Problem details: Below is a block of records. Copy every line in it that contains the word "Loughborough".

Supplied records:
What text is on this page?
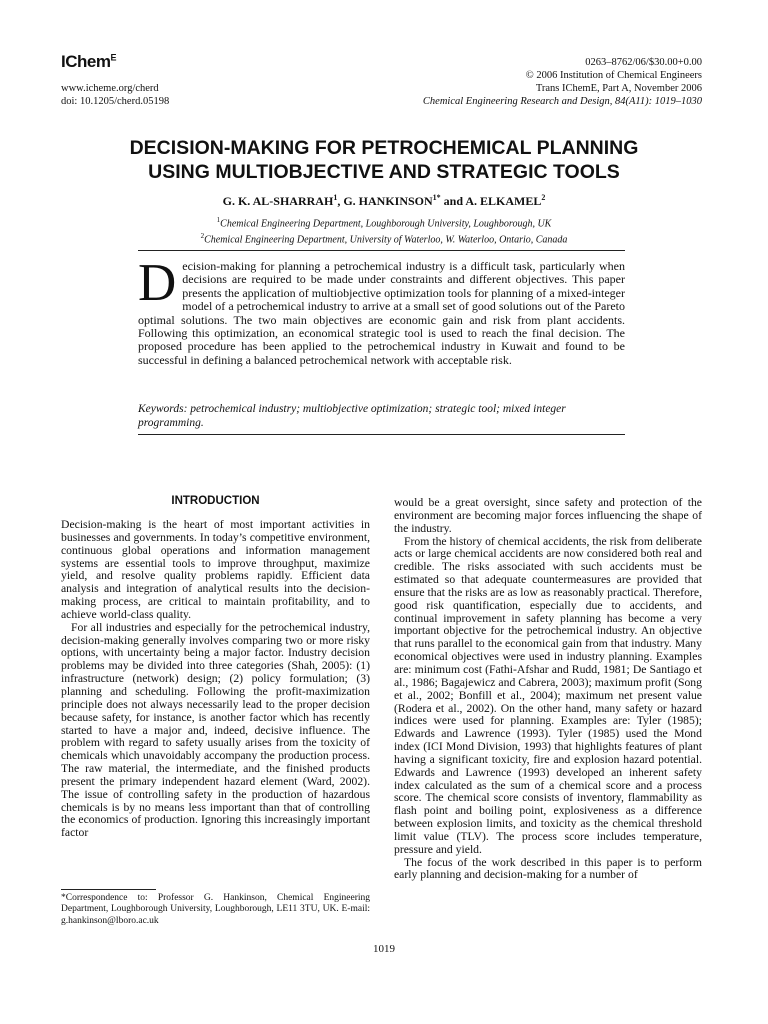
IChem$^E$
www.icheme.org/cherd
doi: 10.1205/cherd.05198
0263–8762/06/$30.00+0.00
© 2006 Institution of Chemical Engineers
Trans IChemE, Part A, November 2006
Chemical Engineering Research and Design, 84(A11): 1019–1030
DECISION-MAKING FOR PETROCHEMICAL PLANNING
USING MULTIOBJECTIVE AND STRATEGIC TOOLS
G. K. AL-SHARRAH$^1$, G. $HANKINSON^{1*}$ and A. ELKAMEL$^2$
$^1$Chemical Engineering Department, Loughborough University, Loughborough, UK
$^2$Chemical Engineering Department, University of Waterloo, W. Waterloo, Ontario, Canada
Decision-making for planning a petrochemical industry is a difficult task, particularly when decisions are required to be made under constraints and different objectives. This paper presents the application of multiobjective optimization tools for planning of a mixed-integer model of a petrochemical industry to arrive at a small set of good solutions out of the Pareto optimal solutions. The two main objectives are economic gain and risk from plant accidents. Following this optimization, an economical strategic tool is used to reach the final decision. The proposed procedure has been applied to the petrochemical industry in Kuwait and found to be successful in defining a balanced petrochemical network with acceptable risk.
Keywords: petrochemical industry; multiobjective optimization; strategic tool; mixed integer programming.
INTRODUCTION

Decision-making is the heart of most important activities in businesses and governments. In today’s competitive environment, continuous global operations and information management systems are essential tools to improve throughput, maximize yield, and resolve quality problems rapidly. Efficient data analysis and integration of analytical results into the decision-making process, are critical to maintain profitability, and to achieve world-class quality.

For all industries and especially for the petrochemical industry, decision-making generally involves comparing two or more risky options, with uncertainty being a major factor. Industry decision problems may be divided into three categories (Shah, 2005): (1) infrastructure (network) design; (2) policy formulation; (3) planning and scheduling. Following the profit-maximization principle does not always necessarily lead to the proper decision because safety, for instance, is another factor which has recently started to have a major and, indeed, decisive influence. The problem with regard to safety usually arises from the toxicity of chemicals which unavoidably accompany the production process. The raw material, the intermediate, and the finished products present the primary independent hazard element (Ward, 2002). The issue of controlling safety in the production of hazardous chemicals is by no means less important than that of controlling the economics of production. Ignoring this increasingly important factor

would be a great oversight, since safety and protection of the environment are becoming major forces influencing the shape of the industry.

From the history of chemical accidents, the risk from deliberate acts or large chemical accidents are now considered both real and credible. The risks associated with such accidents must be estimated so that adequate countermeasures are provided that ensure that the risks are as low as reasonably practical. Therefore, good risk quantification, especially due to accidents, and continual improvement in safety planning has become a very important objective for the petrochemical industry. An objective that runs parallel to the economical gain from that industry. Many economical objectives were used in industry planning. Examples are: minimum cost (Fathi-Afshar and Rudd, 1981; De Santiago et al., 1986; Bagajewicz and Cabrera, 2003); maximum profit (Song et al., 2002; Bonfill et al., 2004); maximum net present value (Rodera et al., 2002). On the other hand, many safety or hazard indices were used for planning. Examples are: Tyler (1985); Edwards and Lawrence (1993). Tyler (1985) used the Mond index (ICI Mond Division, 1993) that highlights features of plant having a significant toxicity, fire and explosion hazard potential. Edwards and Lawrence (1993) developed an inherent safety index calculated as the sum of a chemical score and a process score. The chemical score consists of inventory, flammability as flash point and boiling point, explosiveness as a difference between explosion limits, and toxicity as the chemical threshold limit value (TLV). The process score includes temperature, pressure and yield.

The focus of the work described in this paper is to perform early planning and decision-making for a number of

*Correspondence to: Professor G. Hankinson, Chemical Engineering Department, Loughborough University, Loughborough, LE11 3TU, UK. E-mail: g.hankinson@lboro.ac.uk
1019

Completed exercise:
$^1$Chemical Engineering Department, Loughborough University, Loughborough, UK
*Correspondence to: Professor G. Hankinson, Chemical Engineering Department, Loughborough University, Loughborough, LE11 3TU, UK. E-mail: g.hankinson@lboro.ac.uk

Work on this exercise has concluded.